Figure contents as structured data:
>>>

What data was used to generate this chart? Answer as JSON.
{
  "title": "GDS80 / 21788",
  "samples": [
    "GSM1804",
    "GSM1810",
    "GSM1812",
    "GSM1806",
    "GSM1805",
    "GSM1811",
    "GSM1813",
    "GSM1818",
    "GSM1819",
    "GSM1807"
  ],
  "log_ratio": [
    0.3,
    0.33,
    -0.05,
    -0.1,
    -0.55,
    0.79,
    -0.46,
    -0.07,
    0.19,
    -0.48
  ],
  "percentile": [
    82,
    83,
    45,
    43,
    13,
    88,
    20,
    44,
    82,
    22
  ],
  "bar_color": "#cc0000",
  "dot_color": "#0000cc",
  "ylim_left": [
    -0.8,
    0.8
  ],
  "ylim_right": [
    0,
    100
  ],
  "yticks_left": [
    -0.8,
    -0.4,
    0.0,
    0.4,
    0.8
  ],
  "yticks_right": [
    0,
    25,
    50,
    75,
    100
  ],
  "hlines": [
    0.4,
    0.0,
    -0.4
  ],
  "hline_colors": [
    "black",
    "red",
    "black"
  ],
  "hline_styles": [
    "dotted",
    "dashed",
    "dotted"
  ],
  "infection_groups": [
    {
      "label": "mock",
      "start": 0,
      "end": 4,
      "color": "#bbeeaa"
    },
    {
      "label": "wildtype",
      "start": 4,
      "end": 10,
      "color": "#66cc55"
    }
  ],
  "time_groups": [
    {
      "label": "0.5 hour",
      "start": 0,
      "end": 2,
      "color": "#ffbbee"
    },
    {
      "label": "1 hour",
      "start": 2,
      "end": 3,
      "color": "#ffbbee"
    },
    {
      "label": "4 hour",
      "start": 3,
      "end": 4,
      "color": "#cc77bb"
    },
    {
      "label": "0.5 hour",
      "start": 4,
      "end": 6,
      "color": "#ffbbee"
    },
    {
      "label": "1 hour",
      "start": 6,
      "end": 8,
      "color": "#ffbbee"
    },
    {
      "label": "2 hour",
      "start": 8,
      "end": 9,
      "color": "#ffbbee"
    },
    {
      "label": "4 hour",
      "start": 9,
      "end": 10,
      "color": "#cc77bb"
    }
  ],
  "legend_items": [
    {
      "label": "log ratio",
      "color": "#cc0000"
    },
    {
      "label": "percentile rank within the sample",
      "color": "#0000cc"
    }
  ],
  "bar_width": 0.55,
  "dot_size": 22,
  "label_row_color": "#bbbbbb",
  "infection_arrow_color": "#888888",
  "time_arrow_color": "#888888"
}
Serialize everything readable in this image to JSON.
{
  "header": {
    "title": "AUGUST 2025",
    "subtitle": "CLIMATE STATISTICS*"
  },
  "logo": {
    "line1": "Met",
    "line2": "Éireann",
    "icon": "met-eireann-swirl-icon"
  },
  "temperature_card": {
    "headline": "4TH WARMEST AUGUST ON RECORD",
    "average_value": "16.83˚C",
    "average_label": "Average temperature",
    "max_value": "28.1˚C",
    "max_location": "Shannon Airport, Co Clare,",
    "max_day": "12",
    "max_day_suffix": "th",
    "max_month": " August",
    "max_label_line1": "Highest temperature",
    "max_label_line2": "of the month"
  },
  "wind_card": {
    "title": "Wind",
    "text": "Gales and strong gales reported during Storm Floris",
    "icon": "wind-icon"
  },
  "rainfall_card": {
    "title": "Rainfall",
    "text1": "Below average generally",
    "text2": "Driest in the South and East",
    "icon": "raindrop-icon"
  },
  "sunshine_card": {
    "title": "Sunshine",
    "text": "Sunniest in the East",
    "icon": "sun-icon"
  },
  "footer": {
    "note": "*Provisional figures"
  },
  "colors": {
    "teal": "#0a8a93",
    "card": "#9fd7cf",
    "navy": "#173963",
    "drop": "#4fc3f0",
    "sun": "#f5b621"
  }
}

<<<

(Problem to work on) Give the records above again, word for word.

(Answer for this exercise)
What data was used to generate this chart? Answer as JSON.
{
  "title": "GDS80 / 21788",
  "samples": [
    "GSM1804",
    "GSM1810",
    "GSM1812",
    "GSM1806",
    "GSM1805",
    "GSM1811",
    "GSM1813",
    "GSM1818",
    "GSM1819",
    "GSM1807"
  ],
  "log_ratio": [
    0.3,
    0.33,
    -0.05,
    -0.1,
    -0.55,
    0.79,
    -0.46,
    -0.07,
    0.19,
    -0.48
  ],
  "percentile": [
    82,
    83,
    45,
    43,
    13,
    88,
    20,
    44,
    82,
    22
  ],
  "bar_color": "#cc0000",
  "dot_color": "#0000cc",
  "ylim_left": [
    -0.8,
    0.8
  ],
  "ylim_right": [
    0,
    100
  ],
  "yticks_left": [
    -0.8,
    -0.4,
    0.0,
    0.4,
    0.8
  ],
  "yticks_right": [
    0,
    25,
    50,
    75,
    100
  ],
  "hlines": [
    0.4,
    0.0,
    -0.4
  ],
  "hline_colors": [
    "black",
    "red",
    "black"
  ],
  "hline_styles": [
    "dotted",
    "dashed",
    "dotted"
  ],
  "infection_groups": [
    {
      "label": "mock",
      "start": 0,
      "end": 4,
      "color": "#bbeeaa"
    },
    {
      "label": "wildtype",
      "start": 4,
      "end": 10,
      "color": "#66cc55"
    }
  ],
  "time_groups": [
    {
      "label": "0.5 hour",
      "start": 0,
      "end": 2,
      "color": "#ffbbee"
    },
    {
      "label": "1 hour",
      "start": 2,
      "end": 3,
      "color": "#ffbbee"
    },
    {
      "label": "4 hour",
      "start": 3,
      "end": 4,
      "color": "#cc77bb"
    },
    {
      "label": "0.5 hour",
      "start": 4,
      "end": 6,
      "color": "#ffbbee"
    },
    {
      "label": "1 hour",
      "start": 6,
      "end": 8,
      "color": "#ffbbee"
    },
    {
      "label": "2 hour",
      "start": 8,
      "end": 9,
      "color": "#ffbbee"
    },
    {
      "label": "4 hour",
      "start": 9,
      "end": 10,
      "color": "#cc77bb"
    }
  ],
  "legend_items": [
    {
      "label": "log ratio",
      "color": "#cc0000"
    },
    {
      "label": "percentile rank within the sample",
      "color": "#0000cc"
    }
  ],
  "bar_width": 0.55,
  "dot_size": 22,
  "label_row_color": "#bbbbbb",
  "infection_arrow_color": "#888888",
  "time_arrow_color": "#888888"
}
Serialize everything readable in this image to JSON.
{
  "header": {
    "title": "AUGUST 2025",
    "subtitle": "CLIMATE STATISTICS*"
  },
  "logo": {
    "line1": "Met",
    "line2": "Éireann",
    "icon": "met-eireann-swirl-icon"
  },
  "temperature_card": {
    "headline": "4TH WARMEST AUGUST ON RECORD",
    "average_value": "16.83˚C",
    "average_label": "Average temperature",
    "max_value": "28.1˚C",
    "max_location": "Shannon Airport, Co Clare,",
    "max_day": "12",
    "max_day_suffix": "th",
    "max_month": " August",
    "max_label_line1": "Highest temperature",
    "max_label_line2": "of the month"
  },
  "wind_card": {
    "title": "Wind",
    "text": "Gales and strong gales reported during Storm Floris",
    "icon": "wind-icon"
  },
  "rainfall_card": {
    "title": "Rainfall",
    "text1": "Below average generally",
    "text2": "Driest in the South and East",
    "icon": "raindrop-icon"
  },
  "sunshine_card": {
    "title": "Sunshine",
    "text": "Sunniest in the East",
    "icon": "sun-icon"
  },
  "footer": {
    "note": "*Provisional figures"
  },
  "colors": {
    "teal": "#0a8a93",
    "card": "#9fd7cf",
    "navy": "#173963",
    "drop": "#4fc3f0",
    "sun": "#f5b621"
  }
}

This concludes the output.